Exercise instructions
Please shorten the paragraph in the Agio::Broker documentation that begins "The Broker class is the object" and keep its main facts.

Source passage
Class: Agio::Broker
- Inherits:
-
Nokogiri::XML::SAX::Document
- Object
- Nokogiri::XML::SAX::Document
- Agio::Broker
- Defined in:
- lib/agio/broker.rb
Overview
The Broker class is the object that transforms HTML into an intermediate format for Agio so that the intermediate format can be converted into Markdown text.
The Broker has two primary data structures it keeps: the block list (#blocks) and the block stack (#stack).
The block list is an array of completed blocks for the document that, when processed correctly, will allow the meaningful creation of the Markdown text.
The block stack is where the blocks reside during creation.
Agio::Broker is a Nokogiri::XML::SAX::Document and can be used by the Nokogiri SAX parser to fill the block list.
Algorithm
Assume a fairly simple HTML document:
<h1>Title</h1>
<p>Lorem ipsum dolor sit amet,
<strong>consectetur</strong> adipiscing.</p>
When the first element (“h1”) is observed, a new block will be created on the stack:
Blocks[ ]
Stack [ block(h1) ]
The text will be appended to the block:
Blocks[ ]
Stack [ block(h1, Title) ]
When the closing tag for the element is observed, the block will be popped from the stack and pushed to the end of the blocks list.
Blocks[ block(h1, Title) ]
Stack [ ]
The same happens for the second element (“p”) and its text:
Blocks[ block(h1, Title) ]
Stack [ block(p, Lorem ipsum dolor it amet) ]
When the “strong” element is received, though, it and its text are pushed onto the stack:
Blocks[ block(h1, Title) ]
Stack [ block(p, Lorem ipsum dolor it amet),
block(strong, consectetur)
]
When the closing tag for the “strong” element is received, the “strong” block is popped off the stack and appended to the block at the top of the stack.
Blocks[ block(h1, Title) ]
Stack [ block(p, Lorem ipsum dolor it amet,
block(strong, consectetur)

Information supplied
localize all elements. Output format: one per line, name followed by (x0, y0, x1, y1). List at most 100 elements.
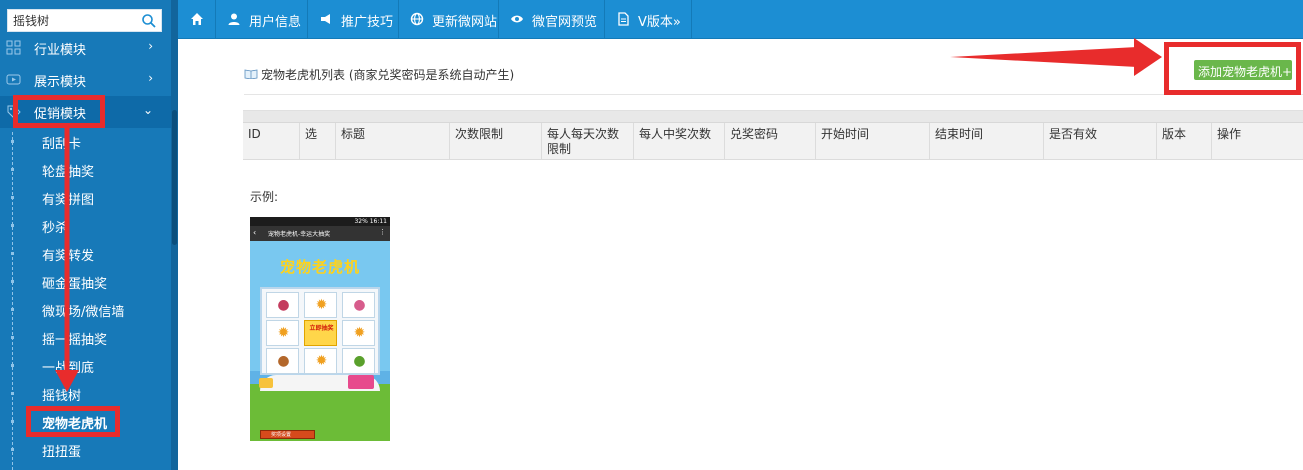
submenu-item[interactable]: 微现场/微信墙 (0, 295, 171, 323)
phone-status-bar: 32% 16:11 (250, 217, 390, 226)
frog-icon: ● (353, 353, 366, 369)
bullet-icon (11, 364, 14, 367)
bullet-icon (11, 448, 14, 451)
submenu-item[interactable]: 摇钱树 (0, 379, 171, 407)
annotation-box-pet-slot (26, 406, 120, 437)
slot-grid: ● ✹ ● ✹ 立即抽奖 ✹ ● ✹ ● (260, 287, 380, 375)
gift-icon (348, 375, 374, 389)
slot-cell: ● (342, 348, 375, 374)
content-panel: 宠物老虎机列表 (商家兑奖密码是系统自动产生) 添加宠物老虎机+ ID 选 标题… (230, 39, 1303, 455)
slot-cell: ✹ (304, 292, 337, 318)
bear-icon: ● (277, 353, 290, 369)
submenu-item[interactable]: 刮刮卡 (0, 127, 171, 155)
scrollbar-thumb[interactable] (172, 110, 177, 245)
submenu-item[interactable]: 有奖拼图 (0, 183, 171, 211)
table-header-id[interactable]: ID (243, 123, 299, 160)
bullet-icon (11, 420, 14, 423)
chevron-right-icon: › (148, 71, 153, 85)
megaphone-icon (321, 14, 330, 24)
lion-icon: ✹ (353, 325, 366, 341)
table-header-actions[interactable]: 操作 (1211, 123, 1303, 160)
slot-cell: ● (266, 292, 299, 318)
bird-icon: ● (277, 297, 290, 313)
slot-start-button: 立即抽奖 (304, 320, 337, 346)
lion-icon: ✹ (315, 297, 328, 313)
bullet-icon (11, 196, 14, 199)
bullet-icon (11, 252, 14, 255)
table-header-end-time[interactable]: 结束时间 (929, 123, 1043, 160)
eye-icon (511, 15, 523, 23)
bullet-icon (11, 140, 14, 143)
bullet-icon (11, 308, 14, 311)
top-nav: 用户信息 推广技巧 更新微网站 微官网预览 V版本» (178, 0, 1303, 39)
elephant-icon: ● (353, 297, 366, 313)
open-book-icon (244, 69, 258, 79)
table-header-limit[interactable]: 次数限制 (449, 123, 541, 160)
menu-label: 行业模块 (34, 43, 87, 58)
slot-cell: ● (342, 292, 375, 318)
phone-header: ‹ 宠物老虎机-幸运大抽奖 ⋮ (250, 226, 390, 241)
nav-user-info[interactable]: 用户信息 (216, 0, 308, 39)
phone-logo: 宠物老虎机 (279, 258, 360, 276)
example-label: 示例: (250, 190, 279, 204)
display-icon (6, 74, 21, 85)
bullet-icon (11, 392, 14, 395)
sidebar-scrollbar[interactable] (171, 0, 178, 470)
submenu-item[interactable]: 摇一摇抽奖 (0, 323, 171, 351)
search-input[interactable] (8, 10, 136, 31)
bullet-icon (11, 224, 14, 227)
lion-icon: ✹ (277, 325, 290, 341)
bullet-icon (11, 168, 14, 171)
menu-display-module[interactable]: 展示模块 › (0, 64, 171, 96)
example-screenshot: 32% 16:11 ‹ 宠物老虎机-幸运大抽奖 ⋮ 宠物老虎机 ● ✹ ● ✹ … (250, 217, 390, 441)
home-icon (191, 13, 203, 25)
chevron-down-icon: ⌄ (142, 103, 153, 117)
nav-home[interactable] (178, 0, 216, 39)
chevron-right-icon: › (148, 39, 153, 53)
phone-prize-settings-button: 奖项设置 (260, 430, 315, 439)
submenu-item[interactable]: 扭扭蛋 (0, 435, 171, 463)
menu-label: 展示模块 (34, 75, 87, 90)
sidebar: 行业模块 › 展示模块 › 促销模块 ⌄ 刮刮卡 轮盘抽奖 有奖拼图 秒杀 有 (0, 0, 178, 470)
main-content: 宠物老虎机列表 (商家兑奖密码是系统自动产生) 添加宠物老虎机+ ID 选 标题… (230, 39, 1303, 455)
table-header-select[interactable]: 选 (299, 123, 335, 160)
user-icon (228, 13, 240, 25)
globe-icon (410, 12, 424, 26)
annotation-box-promotion (13, 95, 105, 128)
menu-industry-module[interactable]: 行业模块 › (0, 32, 171, 64)
submenu-item[interactable]: 轮盘抽奖 (0, 155, 171, 183)
document-icon (618, 12, 629, 26)
search-icon[interactable] (141, 13, 157, 29)
table-header-start-time[interactable]: 开始时间 (815, 123, 929, 160)
table-header-password[interactable]: 兑奖密码 (724, 123, 815, 160)
nav-update-site[interactable]: 更新微网站 (399, 0, 499, 39)
nav-preview-site[interactable]: 微官网预览 (499, 0, 605, 39)
table-header-win-count[interactable]: 每人中奖次数 (633, 123, 724, 160)
list-table: ID 选 标题 次数限制 每人每天次数限制 每人中奖次数 兑奖密码 开始时间 结… (243, 110, 1303, 160)
annotation-box-add-button (1164, 42, 1301, 95)
nav-version[interactable]: V版本» (605, 0, 692, 39)
slot-cell: ● (266, 348, 299, 374)
bullet-icon (11, 280, 14, 283)
submenu-item[interactable]: 秒杀 (0, 211, 171, 239)
slot-cell: ✹ (342, 320, 375, 346)
submenu-item[interactable]: 一战到底 (0, 351, 171, 379)
submenu-item[interactable]: 有奖转发 (0, 239, 171, 267)
lion-icon: ✹ (315, 353, 328, 369)
slot-cell: ✹ (266, 320, 299, 346)
table-header-valid[interactable]: 是否有效 (1043, 123, 1156, 160)
nav-promotion-tips[interactable]: 推广技巧 (308, 0, 399, 39)
app-root: 行业模块 › 展示模块 › 促销模块 ⌄ 刮刮卡 轮盘抽奖 有奖拼图 秒杀 有 (0, 0, 1303, 470)
page-title-text: 宠物老虎机列表 (商家兑奖密码是系统自动产生) (261, 68, 515, 82)
table-header-version[interactable]: 版本 (1156, 123, 1211, 160)
table-toolbar (243, 111, 1303, 123)
submenu-item[interactable]: 砸金蛋抽奖 (0, 267, 171, 295)
table-header-daily-limit[interactable]: 每人每天次数限制 (541, 123, 633, 160)
back-icon: ‹ (253, 228, 257, 237)
divider (244, 94, 1303, 95)
sidebar-search[interactable] (7, 9, 162, 32)
gift-icon (259, 378, 273, 388)
slot-cell: ✹ (304, 348, 337, 374)
table-header-title[interactable]: 标题 (335, 123, 449, 160)
more-icon: ⋮ (379, 228, 386, 236)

The result
The Broker class turns HTML into an intermediate format for Agio, which can then be converted into Markdown text.